▶ Set exercise: Output solely the number of lines containing the string "joint".

▶ Supplied material:

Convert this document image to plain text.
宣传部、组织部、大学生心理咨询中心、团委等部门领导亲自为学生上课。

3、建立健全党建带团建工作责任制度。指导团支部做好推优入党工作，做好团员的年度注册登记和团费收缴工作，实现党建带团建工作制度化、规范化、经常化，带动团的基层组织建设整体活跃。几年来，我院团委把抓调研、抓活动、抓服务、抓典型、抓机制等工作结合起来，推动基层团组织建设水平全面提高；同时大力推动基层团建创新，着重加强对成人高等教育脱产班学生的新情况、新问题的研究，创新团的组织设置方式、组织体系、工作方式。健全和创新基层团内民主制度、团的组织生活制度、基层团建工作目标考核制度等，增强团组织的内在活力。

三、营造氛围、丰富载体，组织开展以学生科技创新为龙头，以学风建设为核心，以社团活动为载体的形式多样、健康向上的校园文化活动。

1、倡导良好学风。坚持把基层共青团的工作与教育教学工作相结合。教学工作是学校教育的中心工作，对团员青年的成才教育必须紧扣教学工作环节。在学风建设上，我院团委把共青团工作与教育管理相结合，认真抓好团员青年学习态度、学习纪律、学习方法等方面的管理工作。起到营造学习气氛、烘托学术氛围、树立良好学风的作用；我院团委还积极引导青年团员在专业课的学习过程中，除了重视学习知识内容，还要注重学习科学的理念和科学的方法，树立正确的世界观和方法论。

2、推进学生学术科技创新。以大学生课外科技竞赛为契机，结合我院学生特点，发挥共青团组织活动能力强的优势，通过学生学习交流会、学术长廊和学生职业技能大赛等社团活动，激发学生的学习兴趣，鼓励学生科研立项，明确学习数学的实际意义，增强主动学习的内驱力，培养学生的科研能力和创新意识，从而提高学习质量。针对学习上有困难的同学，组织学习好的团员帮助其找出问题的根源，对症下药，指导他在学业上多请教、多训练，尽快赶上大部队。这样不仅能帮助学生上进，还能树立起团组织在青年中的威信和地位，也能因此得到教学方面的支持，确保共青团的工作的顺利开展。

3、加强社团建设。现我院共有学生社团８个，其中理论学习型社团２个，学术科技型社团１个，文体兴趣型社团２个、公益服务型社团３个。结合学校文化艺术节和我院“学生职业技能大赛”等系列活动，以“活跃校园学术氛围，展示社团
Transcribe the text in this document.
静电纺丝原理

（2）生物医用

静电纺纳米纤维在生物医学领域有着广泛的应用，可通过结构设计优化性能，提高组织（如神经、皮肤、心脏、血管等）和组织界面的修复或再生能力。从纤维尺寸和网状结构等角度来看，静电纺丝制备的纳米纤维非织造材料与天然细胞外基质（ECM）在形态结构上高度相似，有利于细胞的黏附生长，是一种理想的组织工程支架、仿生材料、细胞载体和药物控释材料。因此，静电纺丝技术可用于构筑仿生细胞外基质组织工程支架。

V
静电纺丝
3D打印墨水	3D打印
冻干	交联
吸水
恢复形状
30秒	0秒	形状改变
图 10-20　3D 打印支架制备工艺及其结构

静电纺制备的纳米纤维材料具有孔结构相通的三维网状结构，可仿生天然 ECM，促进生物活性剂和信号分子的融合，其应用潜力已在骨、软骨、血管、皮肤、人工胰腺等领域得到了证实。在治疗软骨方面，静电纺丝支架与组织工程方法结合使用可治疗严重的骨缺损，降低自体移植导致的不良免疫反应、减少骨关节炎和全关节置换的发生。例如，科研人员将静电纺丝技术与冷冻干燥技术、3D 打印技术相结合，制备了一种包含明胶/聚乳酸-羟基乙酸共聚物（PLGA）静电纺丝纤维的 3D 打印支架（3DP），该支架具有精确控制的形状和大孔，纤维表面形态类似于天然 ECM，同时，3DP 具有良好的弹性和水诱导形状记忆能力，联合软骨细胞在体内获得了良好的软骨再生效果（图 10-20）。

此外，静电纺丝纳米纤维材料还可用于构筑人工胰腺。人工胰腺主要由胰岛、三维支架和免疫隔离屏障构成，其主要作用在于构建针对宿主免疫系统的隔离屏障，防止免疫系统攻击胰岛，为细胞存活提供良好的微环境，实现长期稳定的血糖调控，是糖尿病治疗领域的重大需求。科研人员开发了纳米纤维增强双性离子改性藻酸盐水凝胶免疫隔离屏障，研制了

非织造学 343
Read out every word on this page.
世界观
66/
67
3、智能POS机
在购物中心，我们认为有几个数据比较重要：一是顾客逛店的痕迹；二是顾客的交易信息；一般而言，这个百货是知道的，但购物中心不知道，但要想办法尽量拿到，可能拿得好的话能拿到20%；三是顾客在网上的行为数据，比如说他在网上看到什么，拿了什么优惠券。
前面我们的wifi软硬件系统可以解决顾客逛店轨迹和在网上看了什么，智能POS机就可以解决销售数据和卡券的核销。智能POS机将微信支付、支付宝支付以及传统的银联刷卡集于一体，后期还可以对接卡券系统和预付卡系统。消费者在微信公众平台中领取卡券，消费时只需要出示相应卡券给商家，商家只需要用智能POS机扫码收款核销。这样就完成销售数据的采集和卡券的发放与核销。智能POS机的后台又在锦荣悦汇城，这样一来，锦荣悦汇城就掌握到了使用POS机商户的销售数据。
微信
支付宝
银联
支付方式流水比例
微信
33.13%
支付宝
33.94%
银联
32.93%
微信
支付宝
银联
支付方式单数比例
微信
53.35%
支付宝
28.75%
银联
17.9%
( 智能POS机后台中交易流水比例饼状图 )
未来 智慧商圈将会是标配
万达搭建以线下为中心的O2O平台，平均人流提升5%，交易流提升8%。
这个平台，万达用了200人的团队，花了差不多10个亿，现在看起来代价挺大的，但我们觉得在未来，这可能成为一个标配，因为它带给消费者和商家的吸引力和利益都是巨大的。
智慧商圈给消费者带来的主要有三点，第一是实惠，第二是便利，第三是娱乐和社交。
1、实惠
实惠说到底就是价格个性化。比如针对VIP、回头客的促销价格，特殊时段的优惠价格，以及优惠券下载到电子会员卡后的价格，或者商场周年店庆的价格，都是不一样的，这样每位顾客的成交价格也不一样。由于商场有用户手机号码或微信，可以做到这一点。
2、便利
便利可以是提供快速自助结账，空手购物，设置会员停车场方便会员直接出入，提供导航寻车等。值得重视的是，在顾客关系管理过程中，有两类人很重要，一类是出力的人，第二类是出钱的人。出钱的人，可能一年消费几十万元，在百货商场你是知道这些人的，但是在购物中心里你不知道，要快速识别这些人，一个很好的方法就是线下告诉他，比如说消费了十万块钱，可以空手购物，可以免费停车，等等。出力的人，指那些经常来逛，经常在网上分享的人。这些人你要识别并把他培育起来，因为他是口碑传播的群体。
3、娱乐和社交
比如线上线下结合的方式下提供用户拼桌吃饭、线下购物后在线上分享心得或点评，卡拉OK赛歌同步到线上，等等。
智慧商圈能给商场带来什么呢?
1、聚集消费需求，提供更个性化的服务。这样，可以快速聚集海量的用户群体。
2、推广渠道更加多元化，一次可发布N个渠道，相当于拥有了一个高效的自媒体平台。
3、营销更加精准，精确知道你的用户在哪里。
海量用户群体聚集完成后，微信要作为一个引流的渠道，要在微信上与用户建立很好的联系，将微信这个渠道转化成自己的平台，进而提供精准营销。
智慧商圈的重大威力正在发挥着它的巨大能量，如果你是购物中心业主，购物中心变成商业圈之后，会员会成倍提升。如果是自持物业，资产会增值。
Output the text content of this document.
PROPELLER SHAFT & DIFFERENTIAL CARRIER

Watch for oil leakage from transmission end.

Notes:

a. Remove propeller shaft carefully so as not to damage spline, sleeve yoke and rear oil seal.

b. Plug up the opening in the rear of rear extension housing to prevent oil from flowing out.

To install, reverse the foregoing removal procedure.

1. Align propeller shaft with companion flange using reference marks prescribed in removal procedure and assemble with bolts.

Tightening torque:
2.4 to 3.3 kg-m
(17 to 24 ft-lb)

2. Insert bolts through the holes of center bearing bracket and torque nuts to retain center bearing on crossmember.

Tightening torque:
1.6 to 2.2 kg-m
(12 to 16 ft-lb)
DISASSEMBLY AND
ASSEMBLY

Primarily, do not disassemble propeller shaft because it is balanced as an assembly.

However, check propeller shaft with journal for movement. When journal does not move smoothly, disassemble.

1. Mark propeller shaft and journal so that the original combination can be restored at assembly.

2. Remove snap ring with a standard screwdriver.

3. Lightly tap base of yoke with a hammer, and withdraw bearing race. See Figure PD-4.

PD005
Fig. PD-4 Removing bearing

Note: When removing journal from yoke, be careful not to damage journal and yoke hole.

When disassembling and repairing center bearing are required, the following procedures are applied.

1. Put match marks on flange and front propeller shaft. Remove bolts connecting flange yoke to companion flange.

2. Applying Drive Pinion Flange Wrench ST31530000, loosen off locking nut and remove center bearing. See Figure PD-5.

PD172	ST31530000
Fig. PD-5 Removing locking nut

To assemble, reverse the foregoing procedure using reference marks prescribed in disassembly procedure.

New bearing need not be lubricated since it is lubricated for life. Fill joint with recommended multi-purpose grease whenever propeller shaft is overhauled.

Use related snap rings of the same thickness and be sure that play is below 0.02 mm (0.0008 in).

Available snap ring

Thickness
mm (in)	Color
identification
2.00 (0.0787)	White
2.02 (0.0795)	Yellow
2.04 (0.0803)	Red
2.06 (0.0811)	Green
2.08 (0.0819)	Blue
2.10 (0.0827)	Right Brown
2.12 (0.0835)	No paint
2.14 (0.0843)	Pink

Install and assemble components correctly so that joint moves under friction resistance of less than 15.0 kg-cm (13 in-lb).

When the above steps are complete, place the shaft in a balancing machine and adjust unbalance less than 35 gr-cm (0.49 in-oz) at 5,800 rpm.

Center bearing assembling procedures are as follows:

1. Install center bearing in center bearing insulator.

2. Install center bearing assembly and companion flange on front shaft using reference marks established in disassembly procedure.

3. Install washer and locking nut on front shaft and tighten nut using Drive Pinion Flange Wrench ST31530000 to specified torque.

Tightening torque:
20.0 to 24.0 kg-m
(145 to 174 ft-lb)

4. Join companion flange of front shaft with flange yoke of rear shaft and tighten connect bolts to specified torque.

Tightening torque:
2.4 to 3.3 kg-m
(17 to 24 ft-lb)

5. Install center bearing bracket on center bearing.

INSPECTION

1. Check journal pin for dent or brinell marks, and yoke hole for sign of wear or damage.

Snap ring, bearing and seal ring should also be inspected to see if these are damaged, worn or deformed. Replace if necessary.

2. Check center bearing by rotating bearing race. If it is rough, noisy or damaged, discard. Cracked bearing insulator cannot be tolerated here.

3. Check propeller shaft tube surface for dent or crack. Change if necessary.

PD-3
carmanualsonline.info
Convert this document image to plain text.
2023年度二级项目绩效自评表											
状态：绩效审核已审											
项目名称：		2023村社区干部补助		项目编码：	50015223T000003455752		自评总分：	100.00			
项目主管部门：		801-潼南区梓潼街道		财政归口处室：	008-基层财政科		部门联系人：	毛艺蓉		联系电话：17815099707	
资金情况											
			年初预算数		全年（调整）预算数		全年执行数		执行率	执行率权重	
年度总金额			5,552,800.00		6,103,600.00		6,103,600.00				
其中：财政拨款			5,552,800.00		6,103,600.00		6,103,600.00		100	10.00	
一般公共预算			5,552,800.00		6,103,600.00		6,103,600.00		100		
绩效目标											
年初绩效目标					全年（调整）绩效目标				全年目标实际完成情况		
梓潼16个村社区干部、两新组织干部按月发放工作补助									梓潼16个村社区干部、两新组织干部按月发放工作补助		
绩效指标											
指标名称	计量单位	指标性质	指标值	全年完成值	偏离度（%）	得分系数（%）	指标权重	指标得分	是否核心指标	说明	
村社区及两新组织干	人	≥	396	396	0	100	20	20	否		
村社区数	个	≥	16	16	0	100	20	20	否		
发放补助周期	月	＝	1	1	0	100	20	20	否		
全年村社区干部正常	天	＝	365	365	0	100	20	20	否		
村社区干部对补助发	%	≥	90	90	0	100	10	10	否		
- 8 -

▶ Result: 2